__What you need to do__: Check the listing below line by line and report how many lines hold "name", with no other words.

__Stored rows__:
■ ■ ■

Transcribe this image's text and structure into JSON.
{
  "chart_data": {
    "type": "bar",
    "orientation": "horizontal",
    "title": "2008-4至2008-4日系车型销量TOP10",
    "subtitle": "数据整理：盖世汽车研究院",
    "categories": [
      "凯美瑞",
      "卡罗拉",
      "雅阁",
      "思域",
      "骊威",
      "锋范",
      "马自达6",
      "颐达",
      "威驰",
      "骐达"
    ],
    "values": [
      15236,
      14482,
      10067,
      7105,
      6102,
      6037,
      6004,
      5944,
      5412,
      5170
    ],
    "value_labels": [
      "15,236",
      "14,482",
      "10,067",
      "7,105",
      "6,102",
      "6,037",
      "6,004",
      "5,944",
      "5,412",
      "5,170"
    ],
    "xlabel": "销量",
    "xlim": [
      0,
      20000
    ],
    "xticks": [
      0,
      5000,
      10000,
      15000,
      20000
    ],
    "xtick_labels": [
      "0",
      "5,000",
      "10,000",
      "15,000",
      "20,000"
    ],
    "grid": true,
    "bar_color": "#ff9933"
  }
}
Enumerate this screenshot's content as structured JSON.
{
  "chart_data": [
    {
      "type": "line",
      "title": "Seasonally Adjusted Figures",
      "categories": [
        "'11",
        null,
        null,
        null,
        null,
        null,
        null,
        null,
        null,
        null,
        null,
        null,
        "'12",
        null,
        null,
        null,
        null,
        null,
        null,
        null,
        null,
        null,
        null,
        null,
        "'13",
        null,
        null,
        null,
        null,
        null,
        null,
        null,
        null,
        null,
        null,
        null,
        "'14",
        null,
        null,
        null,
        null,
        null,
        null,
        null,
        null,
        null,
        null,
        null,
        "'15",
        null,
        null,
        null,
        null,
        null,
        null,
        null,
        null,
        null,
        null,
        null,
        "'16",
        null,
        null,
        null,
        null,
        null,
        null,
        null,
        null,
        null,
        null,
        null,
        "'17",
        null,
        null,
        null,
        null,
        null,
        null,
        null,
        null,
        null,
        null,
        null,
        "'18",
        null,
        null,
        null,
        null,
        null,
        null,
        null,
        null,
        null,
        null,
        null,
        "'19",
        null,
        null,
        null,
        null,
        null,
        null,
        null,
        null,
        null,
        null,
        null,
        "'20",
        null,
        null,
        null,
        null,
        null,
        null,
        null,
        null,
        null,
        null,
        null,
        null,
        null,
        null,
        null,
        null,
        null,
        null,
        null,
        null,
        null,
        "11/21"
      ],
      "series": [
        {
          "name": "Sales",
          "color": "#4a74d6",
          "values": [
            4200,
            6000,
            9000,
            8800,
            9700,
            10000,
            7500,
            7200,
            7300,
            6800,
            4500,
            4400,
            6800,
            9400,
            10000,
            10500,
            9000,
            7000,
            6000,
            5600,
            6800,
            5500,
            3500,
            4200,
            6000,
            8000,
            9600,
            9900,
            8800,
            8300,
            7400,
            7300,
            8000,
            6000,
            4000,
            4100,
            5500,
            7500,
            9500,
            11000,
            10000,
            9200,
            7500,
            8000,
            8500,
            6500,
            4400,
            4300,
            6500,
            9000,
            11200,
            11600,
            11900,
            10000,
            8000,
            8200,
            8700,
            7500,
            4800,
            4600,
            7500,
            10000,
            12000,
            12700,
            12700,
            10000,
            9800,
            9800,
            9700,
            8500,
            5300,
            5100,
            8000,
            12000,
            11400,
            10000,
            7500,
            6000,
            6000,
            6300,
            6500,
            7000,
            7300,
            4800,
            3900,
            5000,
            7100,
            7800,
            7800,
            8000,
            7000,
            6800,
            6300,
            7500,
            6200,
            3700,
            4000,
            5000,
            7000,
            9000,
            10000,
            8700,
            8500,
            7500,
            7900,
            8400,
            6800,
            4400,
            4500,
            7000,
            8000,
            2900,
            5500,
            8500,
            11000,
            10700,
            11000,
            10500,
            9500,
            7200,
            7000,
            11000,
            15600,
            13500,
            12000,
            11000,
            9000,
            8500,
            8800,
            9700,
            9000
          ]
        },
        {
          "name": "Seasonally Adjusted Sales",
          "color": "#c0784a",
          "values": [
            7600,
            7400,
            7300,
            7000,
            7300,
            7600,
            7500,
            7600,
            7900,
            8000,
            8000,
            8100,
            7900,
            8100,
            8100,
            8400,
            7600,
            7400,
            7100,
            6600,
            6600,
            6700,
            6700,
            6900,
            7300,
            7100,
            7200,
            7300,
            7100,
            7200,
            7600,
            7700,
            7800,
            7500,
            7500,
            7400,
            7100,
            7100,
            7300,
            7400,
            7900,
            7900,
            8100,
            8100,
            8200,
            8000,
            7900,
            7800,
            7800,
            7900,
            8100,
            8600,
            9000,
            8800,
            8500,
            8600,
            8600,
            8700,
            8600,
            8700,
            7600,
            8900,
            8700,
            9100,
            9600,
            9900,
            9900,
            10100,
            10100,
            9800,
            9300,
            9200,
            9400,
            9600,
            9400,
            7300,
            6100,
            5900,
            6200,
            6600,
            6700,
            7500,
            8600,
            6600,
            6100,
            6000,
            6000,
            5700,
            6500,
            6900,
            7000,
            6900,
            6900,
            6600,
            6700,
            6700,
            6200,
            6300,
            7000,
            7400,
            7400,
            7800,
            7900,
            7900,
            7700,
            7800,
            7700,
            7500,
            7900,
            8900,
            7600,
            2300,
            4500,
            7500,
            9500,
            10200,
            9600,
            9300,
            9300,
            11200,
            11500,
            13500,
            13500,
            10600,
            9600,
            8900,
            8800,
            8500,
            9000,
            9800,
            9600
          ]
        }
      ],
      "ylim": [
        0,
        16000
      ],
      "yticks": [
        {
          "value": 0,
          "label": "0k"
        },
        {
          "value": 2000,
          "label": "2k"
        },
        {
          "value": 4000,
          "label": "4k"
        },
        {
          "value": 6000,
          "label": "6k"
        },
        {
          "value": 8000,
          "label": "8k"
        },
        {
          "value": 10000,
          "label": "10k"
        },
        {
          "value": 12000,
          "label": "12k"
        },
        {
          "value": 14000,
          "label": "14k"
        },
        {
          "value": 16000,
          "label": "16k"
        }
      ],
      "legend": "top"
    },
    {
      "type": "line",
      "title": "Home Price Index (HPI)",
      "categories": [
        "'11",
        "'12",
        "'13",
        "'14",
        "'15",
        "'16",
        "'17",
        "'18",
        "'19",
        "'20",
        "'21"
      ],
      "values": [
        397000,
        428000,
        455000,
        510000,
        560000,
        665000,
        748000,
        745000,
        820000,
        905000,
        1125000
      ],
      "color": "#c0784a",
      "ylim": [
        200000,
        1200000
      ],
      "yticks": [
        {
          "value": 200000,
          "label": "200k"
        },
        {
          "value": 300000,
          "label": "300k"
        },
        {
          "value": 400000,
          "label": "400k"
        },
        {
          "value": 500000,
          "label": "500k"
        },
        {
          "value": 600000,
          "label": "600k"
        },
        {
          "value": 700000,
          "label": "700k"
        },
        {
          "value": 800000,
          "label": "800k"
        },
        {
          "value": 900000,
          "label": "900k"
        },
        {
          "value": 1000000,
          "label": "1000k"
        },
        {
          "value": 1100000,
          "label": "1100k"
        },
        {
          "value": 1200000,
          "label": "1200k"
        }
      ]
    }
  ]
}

■ ■ ■

__Solution to the exercise__: 2